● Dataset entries
——————
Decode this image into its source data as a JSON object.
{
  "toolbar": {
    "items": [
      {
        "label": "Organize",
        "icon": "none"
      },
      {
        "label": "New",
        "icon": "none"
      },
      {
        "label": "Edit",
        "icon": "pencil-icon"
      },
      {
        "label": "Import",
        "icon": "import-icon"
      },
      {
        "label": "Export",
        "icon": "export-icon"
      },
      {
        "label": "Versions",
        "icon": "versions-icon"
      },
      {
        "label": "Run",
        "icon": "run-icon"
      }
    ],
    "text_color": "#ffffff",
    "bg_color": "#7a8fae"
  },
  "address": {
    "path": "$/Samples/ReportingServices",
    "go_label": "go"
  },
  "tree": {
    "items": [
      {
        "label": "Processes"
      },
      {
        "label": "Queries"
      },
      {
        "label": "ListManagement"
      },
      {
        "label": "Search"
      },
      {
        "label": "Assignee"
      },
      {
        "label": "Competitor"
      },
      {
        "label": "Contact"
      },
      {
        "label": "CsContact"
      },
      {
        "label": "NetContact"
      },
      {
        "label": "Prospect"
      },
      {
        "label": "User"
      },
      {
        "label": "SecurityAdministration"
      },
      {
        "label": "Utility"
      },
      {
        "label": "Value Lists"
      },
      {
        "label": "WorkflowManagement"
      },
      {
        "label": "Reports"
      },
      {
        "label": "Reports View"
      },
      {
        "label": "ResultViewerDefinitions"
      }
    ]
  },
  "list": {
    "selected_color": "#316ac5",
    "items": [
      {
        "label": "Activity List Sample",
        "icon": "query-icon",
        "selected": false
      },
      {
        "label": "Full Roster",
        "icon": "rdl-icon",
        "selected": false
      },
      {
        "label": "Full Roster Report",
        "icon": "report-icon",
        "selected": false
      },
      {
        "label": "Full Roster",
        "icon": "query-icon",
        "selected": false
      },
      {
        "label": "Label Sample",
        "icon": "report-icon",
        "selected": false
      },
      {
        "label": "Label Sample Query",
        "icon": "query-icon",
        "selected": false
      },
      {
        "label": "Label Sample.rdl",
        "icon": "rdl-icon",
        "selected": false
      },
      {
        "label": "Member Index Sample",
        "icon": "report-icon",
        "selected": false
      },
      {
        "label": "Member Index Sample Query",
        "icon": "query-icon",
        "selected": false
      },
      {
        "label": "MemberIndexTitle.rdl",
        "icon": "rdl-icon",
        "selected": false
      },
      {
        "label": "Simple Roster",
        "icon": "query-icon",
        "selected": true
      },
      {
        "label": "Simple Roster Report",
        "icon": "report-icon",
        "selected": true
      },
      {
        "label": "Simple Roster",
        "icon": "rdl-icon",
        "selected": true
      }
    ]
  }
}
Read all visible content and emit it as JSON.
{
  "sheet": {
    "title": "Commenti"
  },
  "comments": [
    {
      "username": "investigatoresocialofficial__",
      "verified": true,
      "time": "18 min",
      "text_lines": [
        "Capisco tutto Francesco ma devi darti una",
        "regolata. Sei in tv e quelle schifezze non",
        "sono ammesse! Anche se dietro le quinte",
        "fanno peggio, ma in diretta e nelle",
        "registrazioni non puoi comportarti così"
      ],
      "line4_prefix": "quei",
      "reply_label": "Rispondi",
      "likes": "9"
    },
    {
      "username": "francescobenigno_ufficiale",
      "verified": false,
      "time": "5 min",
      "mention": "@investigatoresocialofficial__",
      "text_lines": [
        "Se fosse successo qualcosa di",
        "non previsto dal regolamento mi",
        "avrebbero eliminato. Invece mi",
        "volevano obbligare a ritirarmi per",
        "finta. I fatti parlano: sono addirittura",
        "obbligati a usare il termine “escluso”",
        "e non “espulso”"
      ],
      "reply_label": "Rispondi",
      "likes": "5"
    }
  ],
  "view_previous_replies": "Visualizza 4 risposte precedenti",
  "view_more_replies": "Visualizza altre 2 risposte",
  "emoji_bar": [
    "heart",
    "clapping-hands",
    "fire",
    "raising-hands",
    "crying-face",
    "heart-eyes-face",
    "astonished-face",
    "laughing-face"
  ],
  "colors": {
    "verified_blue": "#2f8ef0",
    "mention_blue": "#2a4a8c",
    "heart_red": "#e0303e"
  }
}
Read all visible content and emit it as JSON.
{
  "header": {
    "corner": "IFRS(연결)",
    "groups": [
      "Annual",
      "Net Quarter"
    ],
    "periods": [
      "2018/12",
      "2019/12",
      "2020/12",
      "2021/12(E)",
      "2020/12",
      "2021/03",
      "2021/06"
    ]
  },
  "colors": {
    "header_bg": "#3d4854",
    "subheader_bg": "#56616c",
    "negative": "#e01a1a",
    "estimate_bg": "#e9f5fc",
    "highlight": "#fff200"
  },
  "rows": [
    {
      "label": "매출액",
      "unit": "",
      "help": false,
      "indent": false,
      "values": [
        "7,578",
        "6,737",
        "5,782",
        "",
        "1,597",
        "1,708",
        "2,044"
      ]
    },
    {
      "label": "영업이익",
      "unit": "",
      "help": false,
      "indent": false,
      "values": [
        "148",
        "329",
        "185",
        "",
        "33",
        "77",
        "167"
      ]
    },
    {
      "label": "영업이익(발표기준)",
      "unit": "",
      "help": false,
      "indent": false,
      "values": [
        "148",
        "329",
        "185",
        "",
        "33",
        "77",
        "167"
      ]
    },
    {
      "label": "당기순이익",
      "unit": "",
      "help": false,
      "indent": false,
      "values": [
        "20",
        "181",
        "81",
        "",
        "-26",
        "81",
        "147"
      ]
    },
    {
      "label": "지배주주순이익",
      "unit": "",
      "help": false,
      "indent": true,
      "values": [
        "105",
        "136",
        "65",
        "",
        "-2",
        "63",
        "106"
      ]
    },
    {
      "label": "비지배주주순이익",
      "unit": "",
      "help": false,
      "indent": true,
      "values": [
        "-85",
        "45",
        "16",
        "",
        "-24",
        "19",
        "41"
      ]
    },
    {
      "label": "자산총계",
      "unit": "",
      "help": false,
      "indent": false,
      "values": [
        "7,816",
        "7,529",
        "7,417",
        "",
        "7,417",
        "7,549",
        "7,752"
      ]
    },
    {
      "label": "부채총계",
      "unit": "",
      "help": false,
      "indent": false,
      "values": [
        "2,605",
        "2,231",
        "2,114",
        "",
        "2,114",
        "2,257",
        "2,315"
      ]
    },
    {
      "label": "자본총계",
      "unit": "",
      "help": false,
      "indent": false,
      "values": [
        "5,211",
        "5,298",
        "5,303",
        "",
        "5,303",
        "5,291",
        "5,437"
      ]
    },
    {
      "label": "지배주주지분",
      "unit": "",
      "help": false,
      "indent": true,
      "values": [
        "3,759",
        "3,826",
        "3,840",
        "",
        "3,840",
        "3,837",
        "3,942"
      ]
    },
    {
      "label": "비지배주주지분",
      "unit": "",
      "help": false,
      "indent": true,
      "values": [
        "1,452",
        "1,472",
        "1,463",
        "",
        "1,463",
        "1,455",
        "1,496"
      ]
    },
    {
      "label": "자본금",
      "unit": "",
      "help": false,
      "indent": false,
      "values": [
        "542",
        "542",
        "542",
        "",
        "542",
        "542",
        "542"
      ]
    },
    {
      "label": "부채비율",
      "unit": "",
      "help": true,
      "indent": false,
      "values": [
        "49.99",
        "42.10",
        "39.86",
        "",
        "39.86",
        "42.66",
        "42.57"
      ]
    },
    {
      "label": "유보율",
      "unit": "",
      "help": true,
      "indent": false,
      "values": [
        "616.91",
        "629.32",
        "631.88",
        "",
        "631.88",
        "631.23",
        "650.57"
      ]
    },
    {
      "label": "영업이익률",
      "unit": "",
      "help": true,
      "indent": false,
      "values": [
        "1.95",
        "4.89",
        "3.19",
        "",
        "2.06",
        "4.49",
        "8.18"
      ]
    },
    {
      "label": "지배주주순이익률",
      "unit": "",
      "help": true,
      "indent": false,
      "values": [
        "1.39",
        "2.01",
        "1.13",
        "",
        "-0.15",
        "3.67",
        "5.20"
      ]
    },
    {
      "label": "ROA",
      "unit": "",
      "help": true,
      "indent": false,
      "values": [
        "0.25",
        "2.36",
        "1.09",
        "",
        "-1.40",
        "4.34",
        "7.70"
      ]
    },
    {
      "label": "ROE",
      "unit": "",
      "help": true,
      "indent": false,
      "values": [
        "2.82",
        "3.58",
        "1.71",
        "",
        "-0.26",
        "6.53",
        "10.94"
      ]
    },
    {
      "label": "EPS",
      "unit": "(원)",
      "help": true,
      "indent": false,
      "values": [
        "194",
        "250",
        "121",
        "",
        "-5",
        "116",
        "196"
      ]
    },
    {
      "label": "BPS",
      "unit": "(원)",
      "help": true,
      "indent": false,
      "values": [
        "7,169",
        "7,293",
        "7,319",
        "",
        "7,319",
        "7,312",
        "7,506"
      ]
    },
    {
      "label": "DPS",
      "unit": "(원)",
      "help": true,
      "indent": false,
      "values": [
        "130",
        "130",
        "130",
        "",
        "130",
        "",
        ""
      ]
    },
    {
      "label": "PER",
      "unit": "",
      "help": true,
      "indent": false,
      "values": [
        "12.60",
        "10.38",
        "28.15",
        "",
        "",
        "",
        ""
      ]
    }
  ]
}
——————
Give the number of lines above that hold the word "sono", and nothing more.

2